[Dataset rows about figures]
----
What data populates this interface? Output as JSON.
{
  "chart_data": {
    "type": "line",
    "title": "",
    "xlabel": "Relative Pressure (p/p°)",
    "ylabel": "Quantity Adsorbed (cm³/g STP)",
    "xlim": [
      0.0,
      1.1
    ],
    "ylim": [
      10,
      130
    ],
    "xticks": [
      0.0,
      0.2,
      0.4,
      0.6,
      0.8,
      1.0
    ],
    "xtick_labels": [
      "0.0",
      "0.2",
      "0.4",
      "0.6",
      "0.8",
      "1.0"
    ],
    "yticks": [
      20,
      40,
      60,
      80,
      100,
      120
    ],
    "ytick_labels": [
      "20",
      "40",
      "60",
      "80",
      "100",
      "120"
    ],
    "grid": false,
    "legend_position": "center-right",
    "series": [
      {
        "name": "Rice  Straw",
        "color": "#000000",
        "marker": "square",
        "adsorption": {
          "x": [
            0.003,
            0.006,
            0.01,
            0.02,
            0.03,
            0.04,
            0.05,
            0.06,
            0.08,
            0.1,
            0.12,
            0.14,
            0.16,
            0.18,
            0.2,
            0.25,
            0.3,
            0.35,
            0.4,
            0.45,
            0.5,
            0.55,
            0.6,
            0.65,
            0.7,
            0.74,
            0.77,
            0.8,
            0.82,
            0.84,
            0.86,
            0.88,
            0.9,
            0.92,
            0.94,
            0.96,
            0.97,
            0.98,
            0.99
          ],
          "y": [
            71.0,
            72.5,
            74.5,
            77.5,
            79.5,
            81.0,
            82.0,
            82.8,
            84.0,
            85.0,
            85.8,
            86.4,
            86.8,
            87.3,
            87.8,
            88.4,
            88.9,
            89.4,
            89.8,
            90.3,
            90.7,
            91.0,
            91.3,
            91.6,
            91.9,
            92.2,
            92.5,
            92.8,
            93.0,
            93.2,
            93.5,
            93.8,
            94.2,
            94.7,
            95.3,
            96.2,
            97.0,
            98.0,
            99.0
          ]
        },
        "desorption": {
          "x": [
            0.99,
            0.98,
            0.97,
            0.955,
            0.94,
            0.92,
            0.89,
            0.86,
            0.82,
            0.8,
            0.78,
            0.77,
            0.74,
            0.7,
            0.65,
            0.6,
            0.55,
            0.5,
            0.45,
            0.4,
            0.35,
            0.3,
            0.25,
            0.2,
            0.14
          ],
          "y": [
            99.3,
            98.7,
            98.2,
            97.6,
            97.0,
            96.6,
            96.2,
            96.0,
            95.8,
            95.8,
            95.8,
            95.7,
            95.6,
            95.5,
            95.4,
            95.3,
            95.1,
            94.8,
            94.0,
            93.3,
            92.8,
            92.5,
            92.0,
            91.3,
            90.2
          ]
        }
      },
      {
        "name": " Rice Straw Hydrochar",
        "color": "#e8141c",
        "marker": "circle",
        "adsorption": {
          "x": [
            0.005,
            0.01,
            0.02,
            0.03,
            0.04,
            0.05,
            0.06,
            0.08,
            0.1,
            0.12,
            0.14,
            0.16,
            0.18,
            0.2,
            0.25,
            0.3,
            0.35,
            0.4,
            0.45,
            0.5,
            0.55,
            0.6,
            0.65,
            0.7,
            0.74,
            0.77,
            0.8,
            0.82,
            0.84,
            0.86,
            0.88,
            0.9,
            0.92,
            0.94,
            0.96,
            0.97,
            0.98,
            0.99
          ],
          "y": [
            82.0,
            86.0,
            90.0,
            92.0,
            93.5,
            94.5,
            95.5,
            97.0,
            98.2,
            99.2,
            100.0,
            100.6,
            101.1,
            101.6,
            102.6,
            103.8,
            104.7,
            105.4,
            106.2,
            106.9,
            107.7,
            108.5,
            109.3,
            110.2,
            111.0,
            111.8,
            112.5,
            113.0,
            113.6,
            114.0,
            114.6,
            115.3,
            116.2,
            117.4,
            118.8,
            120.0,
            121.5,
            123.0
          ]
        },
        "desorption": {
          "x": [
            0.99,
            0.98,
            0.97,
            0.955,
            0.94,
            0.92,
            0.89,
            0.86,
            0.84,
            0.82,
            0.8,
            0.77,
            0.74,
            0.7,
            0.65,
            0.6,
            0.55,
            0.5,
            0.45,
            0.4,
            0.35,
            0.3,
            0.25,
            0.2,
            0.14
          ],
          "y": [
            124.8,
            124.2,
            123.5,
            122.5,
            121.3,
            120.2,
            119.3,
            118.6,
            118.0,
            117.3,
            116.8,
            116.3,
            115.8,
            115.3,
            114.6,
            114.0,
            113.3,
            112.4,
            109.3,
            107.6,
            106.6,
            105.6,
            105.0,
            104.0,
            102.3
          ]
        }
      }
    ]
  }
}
----
EXERCISE DIRECTIONS: Reproduce the data in full, exactly as presented.

RESPONSE:
What data populates this interface? Output as JSON.
{
  "chart_data": {
    "type": "line",
    "title": "",
    "xlabel": "Relative Pressure (p/p°)",
    "ylabel": "Quantity Adsorbed (cm³/g STP)",
    "xlim": [
      0.0,
      1.1
    ],
    "ylim": [
      10,
      130
    ],
    "xticks": [
      0.0,
      0.2,
      0.4,
      0.6,
      0.8,
      1.0
    ],
    "xtick_labels": [
      "0.0",
      "0.2",
      "0.4",
      "0.6",
      "0.8",
      "1.0"
    ],
    "yticks": [
      20,
      40,
      60,
      80,
      100,
      120
    ],
    "ytick_labels": [
      "20",
      "40",
      "60",
      "80",
      "100",
      "120"
    ],
    "grid": false,
    "legend_position": "center-right",
    "series": [
      {
        "name": "Rice  Straw",
        "color": "#000000",
        "marker": "square",
        "adsorption": {
          "x": [
            0.003,
            0.006,
            0.01,
            0.02,
            0.03,
            0.04,
            0.05,
            0.06,
            0.08,
            0.1,
            0.12,
            0.14,
            0.16,
            0.18,
            0.2,
            0.25,
            0.3,
            0.35,
            0.4,
            0.45,
            0.5,
            0.55,
            0.6,
            0.65,
            0.7,
            0.74,
            0.77,
            0.8,
            0.82,
            0.84,
            0.86,
            0.88,
            0.9,
            0.92,
            0.94,
            0.96,
            0.97,
            0.98,
            0.99
          ],
          "y": [
            71.0,
            72.5,
            74.5,
            77.5,
            79.5,
            81.0,
            82.0,
            82.8,
            84.0,
            85.0,
            85.8,
            86.4,
            86.8,
            87.3,
            87.8,
            88.4,
            88.9,
            89.4,
            89.8,
            90.3,
            90.7,
            91.0,
            91.3,
            91.6,
            91.9,
            92.2,
            92.5,
            92.8,
            93.0,
            93.2,
            93.5,
            93.8,
            94.2,
            94.7,
            95.3,
            96.2,
            97.0,
            98.0,
            99.0
          ]
        },
        "desorption": {
          "x": [
            0.99,
            0.98,
            0.97,
            0.955,
            0.94,
            0.92,
            0.89,
            0.86,
            0.82,
            0.8,
            0.78,
            0.77,
            0.74,
            0.7,
            0.65,
            0.6,
            0.55,
            0.5,
            0.45,
            0.4,
            0.35,
            0.3,
            0.25,
            0.2,
            0.14
          ],
          "y": [
            99.3,
            98.7,
            98.2,
            97.6,
            97.0,
            96.6,
            96.2,
            96.0,
            95.8,
            95.8,
            95.8,
            95.7,
            95.6,
            95.5,
            95.4,
            95.3,
            95.1,
            94.8,
            94.0,
            93.3,
            92.8,
            92.5,
            92.0,
            91.3,
            90.2
          ]
        }
      },
      {
        "name": " Rice Straw Hydrochar",
        "color": "#e8141c",
        "marker": "circle",
        "adsorption": {
          "x": [
            0.005,
            0.01,
            0.02,
            0.03,
            0.04,
            0.05,
            0.06,
            0.08,
            0.1,
            0.12,
            0.14,
            0.16,
            0.18,
            0.2,
            0.25,
            0.3,
            0.35,
            0.4,
            0.45,
            0.5,
            0.55,
            0.6,
            0.65,
            0.7,
            0.74,
            0.77,
            0.8,
            0.82,
            0.84,
            0.86,
            0.88,
            0.9,
            0.92,
            0.94,
            0.96,
            0.97,
            0.98,
            0.99
          ],
          "y": [
            82.0,
            86.0,
            90.0,
            92.0,
            93.5,
            94.5,
            95.5,
            97.0,
            98.2,
            99.2,
            100.0,
            100.6,
            101.1,
            101.6,
            102.6,
            103.8,
            104.7,
            105.4,
            106.2,
            106.9,
            107.7,
            108.5,
            109.3,
            110.2,
            111.0,
            111.8,
            112.5,
            113.0,
            113.6,
            114.0,
            114.6,
            115.3,
            116.2,
            117.4,
            118.8,
            120.0,
            121.5,
            123.0
          ]
        },
        "desorption": {
          "x": [
            0.99,
            0.98,
            0.97,
            0.955,
            0.94,
            0.92,
            0.89,
            0.86,
            0.84,
            0.82,
            0.8,
            0.77,
            0.74,
            0.7,
            0.65,
            0.6,
            0.55,
            0.5,
            0.45,
            0.4,
            0.35,
            0.3,
            0.25,
            0.2,
            0.14
          ],
          "y": [
            124.8,
            124.2,
            123.5,
            122.5,
            121.3,
            120.2,
            119.3,
            118.6,
            118.0,
            117.3,
            116.8,
            116.3,
            115.8,
            115.3,
            114.6,
            114.0,
            113.3,
            112.4,
            109.3,
            107.6,
            106.6,
            105.6,
            105.0,
            104.0,
            102.3
          ]
        }
      }
    ]
  }
}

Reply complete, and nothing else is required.